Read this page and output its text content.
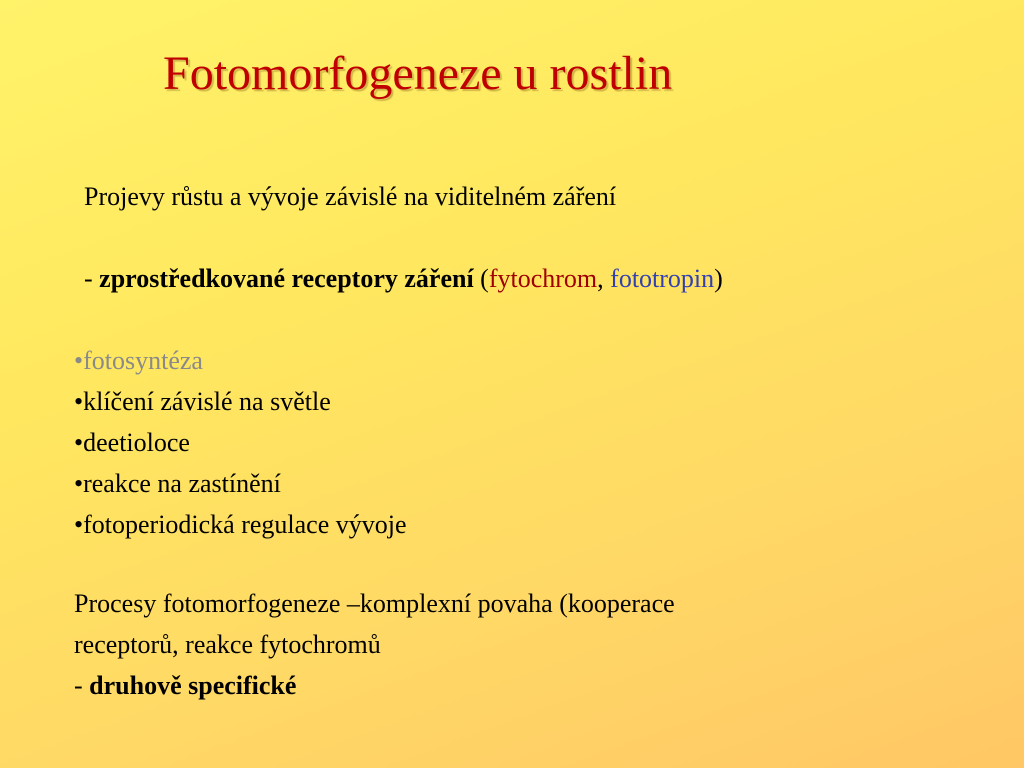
Fotomorfogeneze u rostlin
Projevy růstu a vývoje závislé na viditelném záření
- zprostředkované receptory záření (fytochrom, fototropin)
•fotosyntéza
•klíčení závislé na světle
•deetioloce
•reakce na zastínění
•fotoperiodická regulace vývoje
Procesy fotomorfogeneze –komplexní povaha (kooperace
receptorů, reakce fytochromů
- druhově specifické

........

Look over the records above and copy each line that includes the string "vývoje".

Projevy růstu a vývoje závislé na viditelném záření
•fotoperiodická regulace vývoje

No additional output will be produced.